Request: Go through the entries and transcribe each one exactly, dropping the pictures.

* Start Provided records *

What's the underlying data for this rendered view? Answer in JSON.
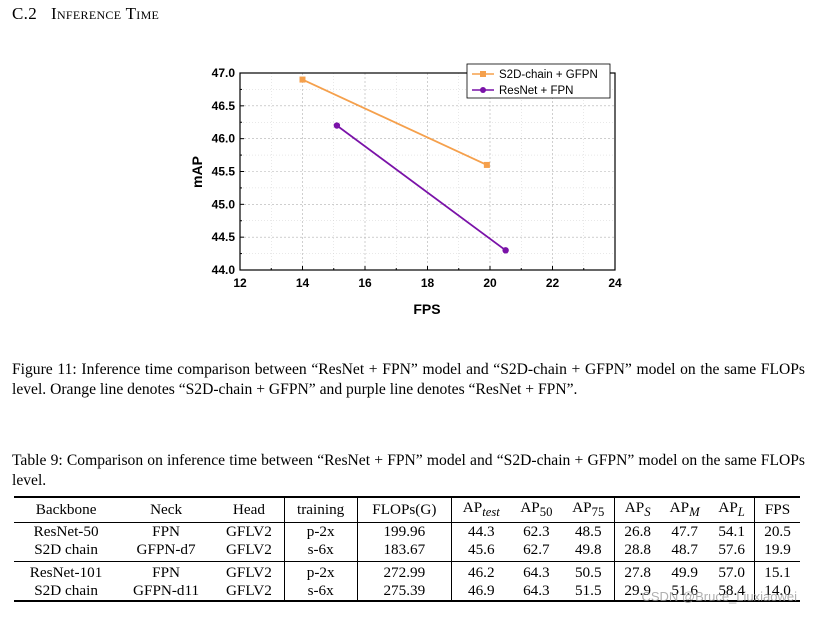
{
  "section": {
    "number": "C.2",
    "title": "Inference Time"
  },
  "chart_data": {
    "type": "line",
    "xlabel": "FPS",
    "ylabel": "mAP",
    "xlim": [
      12,
      24
    ],
    "ylim": [
      44.0,
      47.0
    ],
    "xticks": [
      "12",
      "14",
      "16",
      "18",
      "20",
      "22",
      "24"
    ],
    "yticks": [
      "44.0",
      "44.5",
      "45.0",
      "45.5",
      "46.0",
      "46.5",
      "47.0"
    ],
    "grid": true,
    "legend_position": "top-right",
    "series": [
      {
        "name": "S2D-chain + GFPN",
        "color": "#f5a04c",
        "marker": "square",
        "x": [
          14.0,
          19.9
        ],
        "y": [
          46.9,
          45.6
        ]
      },
      {
        "name": "ResNet + FPN",
        "color": "#7a12a8",
        "marker": "circle",
        "x": [
          15.1,
          20.5
        ],
        "y": [
          46.2,
          44.3
        ]
      }
    ]
  },
  "figure_caption": "Figure 11: Inference time comparison between “ResNet + FPN” model and “S2D-chain + GFPN” model on the same FLOPs level. Orange line denotes “S2D-chain + GFPN” and purple line denotes “ResNet + FPN”.",
  "table_caption": "Table 9: Comparison on inference time between “ResNet + FPN” model and “S2D-chain + GFPN” model on the same FLOPs level.",
  "table": {
    "headers": {
      "backbone": "Backbone",
      "neck": "Neck",
      "head": "Head",
      "training": "training",
      "flops": "FLOPs(G)",
      "ap_test": {
        "base": "AP",
        "sub": "test"
      },
      "ap50": {
        "base": "AP",
        "sub": "50"
      },
      "ap75": {
        "base": "AP",
        "sub": "75"
      },
      "aps": {
        "base": "AP",
        "sub": "S"
      },
      "apm": {
        "base": "AP",
        "sub": "M"
      },
      "apl": {
        "base": "AP",
        "sub": "L"
      },
      "fps": "FPS"
    },
    "rows": [
      {
        "backbone": "ResNet-50",
        "neck": "FPN",
        "head": "GFLV2",
        "training": "p-2x",
        "flops": "199.96",
        "ap_test": "44.3",
        "ap50": "62.3",
        "ap75": "48.5",
        "aps": "26.8",
        "apm": "47.7",
        "apl": "54.1",
        "fps": "20.5"
      },
      {
        "backbone": "S2D chain",
        "neck": "GFPN-d7",
        "head": "GFLV2",
        "training": "s-6x",
        "flops": "183.67",
        "ap_test": "45.6",
        "ap50": "62.7",
        "ap75": "49.8",
        "aps": "28.8",
        "apm": "48.7",
        "apl": "57.6",
        "fps": "19.9"
      },
      {
        "backbone": "ResNet-101",
        "neck": "FPN",
        "head": "GFLV2",
        "training": "p-2x",
        "flops": "272.99",
        "ap_test": "46.2",
        "ap50": "64.3",
        "ap75": "50.5",
        "aps": "27.8",
        "apm": "49.9",
        "apl": "57.0",
        "fps": "15.1"
      },
      {
        "backbone": "S2D chain",
        "neck": "GFPN-d11",
        "head": "GFLV2",
        "training": "s-6x",
        "flops": "275.39",
        "ap_test": "46.9",
        "ap50": "64.3",
        "ap75": "51.5",
        "aps": "29.9",
        "apm": "51.6",
        "apl": "58.4",
        "fps": "14.0"
      }
    ]
  },
  "watermark": "CSDN @Bruce_Liuxiaowei"
}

* End Provided records *

Answer for this exercise:
What's the underlying data for this rendered view? Answer in JSON.
{
  "section": {
    "number": "C.2",
    "title": "Inference Time"
  },
  "chart_data": {
    "type": "line",
    "xlabel": "FPS",
    "ylabel": "mAP",
    "xlim": [
      12,
      24
    ],
    "ylim": [
      44.0,
      47.0
    ],
    "xticks": [
      "12",
      "14",
      "16",
      "18",
      "20",
      "22",
      "24"
    ],
    "yticks": [
      "44.0",
      "44.5",
      "45.0",
      "45.5",
      "46.0",
      "46.5",
      "47.0"
    ],
    "grid": true,
    "legend_position": "top-right",
    "series": [
      {
        "name": "S2D-chain + GFPN",
        "color": "#f5a04c",
        "marker": "square",
        "x": [
          14.0,
          19.9
        ],
        "y": [
          46.9,
          45.6
        ]
      },
      {
        "name": "ResNet + FPN",
        "color": "#7a12a8",
        "marker": "circle",
        "x": [
          15.1,
          20.5
        ],
        "y": [
          46.2,
          44.3
        ]
      }
    ]
  },
  "figure_caption": "Figure 11: Inference time comparison between “ResNet + FPN” model and “S2D-chain + GFPN” model on the same FLOPs level. Orange line denotes “S2D-chain + GFPN” and purple line denotes “ResNet + FPN”.",
  "table_caption": "Table 9: Comparison on inference time between “ResNet + FPN” model and “S2D-chain + GFPN” model on the same FLOPs level.",
  "table": {
    "headers": {
      "backbone": "Backbone",
      "neck": "Neck",
      "head": "Head",
      "training": "training",
      "flops": "FLOPs(G)",
      "ap_test": {
        "base": "AP",
        "sub": "test"
      },
      "ap50": {
        "base": "AP",
        "sub": "50"
      },
      "ap75": {
        "base": "AP",
        "sub": "75"
      },
      "aps": {
        "base": "AP",
        "sub": "S"
      },
      "apm": {
        "base": "AP",
        "sub": "M"
      },
      "apl": {
        "base": "AP",
        "sub": "L"
      },
      "fps": "FPS"
    },
    "rows": [
      {
        "backbone": "ResNet-50",
        "neck": "FPN",
        "head": "GFLV2",
        "training": "p-2x",
        "flops": "199.96",
        "ap_test": "44.3",
        "ap50": "62.3",
        "ap75": "48.5",
        "aps": "26.8",
        "apm": "47.7",
        "apl": "54.1",
        "fps": "20.5"
      },
      {
        "backbone": "S2D chain",
        "neck": "GFPN-d7",
        "head": "GFLV2",
        "training": "s-6x",
        "flops": "183.67",
        "ap_test": "45.6",
        "ap50": "62.7",
        "ap75": "49.8",
        "aps": "28.8",
        "apm": "48.7",
        "apl": "57.6",
        "fps": "19.9"
      },
      {
        "backbone": "ResNet-101",
        "neck": "FPN",
        "head": "GFLV2",
        "training": "p-2x",
        "flops": "272.99",
        "ap_test": "46.2",
        "ap50": "64.3",
        "ap75": "50.5",
        "aps": "27.8",
        "apm": "49.9",
        "apl": "57.0",
        "fps": "15.1"
      },
      {
        "backbone": "S2D chain",
        "neck": "GFPN-d11",
        "head": "GFLV2",
        "training": "s-6x",
        "flops": "275.39",
        "ap_test": "46.9",
        "ap50": "64.3",
        "ap75": "51.5",
        "aps": "29.9",
        "apm": "51.6",
        "apl": "58.4",
        "fps": "14.0"
      }
    ]
  },
  "watermark": "CSDN @Bruce_Liuxiaowei"
}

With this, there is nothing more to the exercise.